_EXTRAIT DE PAGE_
C’était dans la région du Niagara, une journée très froide de février avec des vents impétueux. Celles et ceux ici présents qui viennent de cette région peuvent confirmer qu’il n’y a rien de pire que d’être debout dans un vignoble en pleine tempête de verglas, avec le vent qui souffle en provenance du lac Ontario.
La Niagara Community Foundation m’avait invité, à titre de président d’honneur, à remettre un prix au gala de la Cuvée et à dire quelques mots sur les vins canadiens. Mais, je me demandais bien ce que j’allais dire.
Grand amateur de vin, j’étais déjà allé dans la région du Niagara avec ma famille, mais je n’étais jamais allé à la Cuvée, et mon anglais… et bien, à la grande surprise de tous, y compris moi-même, s’est avéré fantastique.
Ma première idée avait été d’improviser, comme j’aime bien le faire. Puis j’ai décidé d’écrire quelques notes durant le petit déjeuner sur le secteur vinicole canadien et sur sa contribution à notre société. Mais, assis à ma table dans la chambre d’hôtel, en train de manger mes beaux fruits avec du fromage, du pain et du café, j’ai été soudainement frappé d’une évidence. C’est alors que s’est imposée l’idée d’étendre la portée de mon discours au-delà du vin. Il fallait en effet que je parle de ce que nous mangeons et de ce que nous buvons, et de la part cruciale que jouent les aliments et les boissons dans le façonnement de notre culture. Car c’est ce qui nous lie les uns aux autres. C’est ce qui fait de nous ce que nous sommes. C’est notre subsistance en tant que peuple. Puis j’ai eu une idée…
J’ai rapidement convoqué mon équipe. Je les ai invités à s’asseoir et leur ai offert du café et des brioches (c’est toujours une bonne stratégie pour mettre les gens de votre côté) et je leur ai exposé ma petite idée.
Puisqu’il y a des prix du gouverneur général pour célébrer la littérature, les arts du spectacle, les arts médiatiques, l’architecture et autres réalisations qui sont essentielles au tissu culturel de notre pays, pourquoi ne pourrait-il pas y avoir également un prix soulignant les arts culinaires et de la table?
Je n’ai pas eu de difficulté à convaincre les membres de mon équipe (surtout qu’ils étaient en train de manger à ce moment-là), et nous avons décidé de lancer l’idée à l’occasion de la Cuvée. Je n’avais pas eu le temps d’en discuter avec mon épouse, mais je savais qu’elle serait d’accord étant donné que, tout comme moi, elle accorde une place fondamentale à la table dans nos vies.

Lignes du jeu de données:
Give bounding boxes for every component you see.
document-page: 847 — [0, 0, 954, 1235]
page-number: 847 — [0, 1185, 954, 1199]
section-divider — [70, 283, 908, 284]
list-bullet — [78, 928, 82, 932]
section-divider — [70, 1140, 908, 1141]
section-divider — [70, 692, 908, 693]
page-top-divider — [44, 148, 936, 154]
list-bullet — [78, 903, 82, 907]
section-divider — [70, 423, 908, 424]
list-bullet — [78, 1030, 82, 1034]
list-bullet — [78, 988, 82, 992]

_À FAIRE_
Pourriez-vous poursuivre le récit sur l'idée d'un prix consacré aux arts culinaires et de la table, en reprenant juste après sa dernière phrase ?

_RÉPONSE ATTENDUE_
J’avais quelques bonnes bouteilles rapportées des vignobles ontariens, qui ont su ajouter les vertus du vin à ma capacité de convaincre : mon épouse a reçu avec le plus grand enthousiasme le projet d’un prix du gouverneur général des arts de la table, et tous nos collaborateurs ont fait de même.
Alors dans mon discours ce soir-là à la Cuvée, j’ai dit : « J’ai une dernière idée qui percole. » (Et maintenant que vous connaissez la véritable histoire, vous pouvez apprécier le choix du mot « percole », qui rappelait la discussion que nous avions eue autour d’une tasse de café ce matin-là.)
L’idée a suscité un engouement incroyable. Certains et certaines d’entre vous qui êtes ici aujourd’hui étiez présents ce soir-là, à la Cuvée, et je voudrais en profiter pour vous remercier ainsi que toutes les personnes de partout au pays qui, comme vous, ont aidé à faire de ce prix une réalité. Je vous remercie pour votre appui, pour votre vision et pour votre passion commune.
Cette passion s’inscrit au cœur de ma vie depuis mon enfance. Je suis issu d’une culture qui accorde une place primordiale à la nourriture et au vin. Je suis né en France. Durant mes années formatrices, le terroir faisait autant partie de mon éducation que la littérature, la géographie, la sociologie, la psychologie et la philosophie. Mes grands-parents et mes arrière-grands-parents cultivaient la terre et faisaient leur propre vin. Et mon père, tout aussi passionné, accordait autant de soin à sa bibliothèque, à sa cuisine et à sa cave à vins.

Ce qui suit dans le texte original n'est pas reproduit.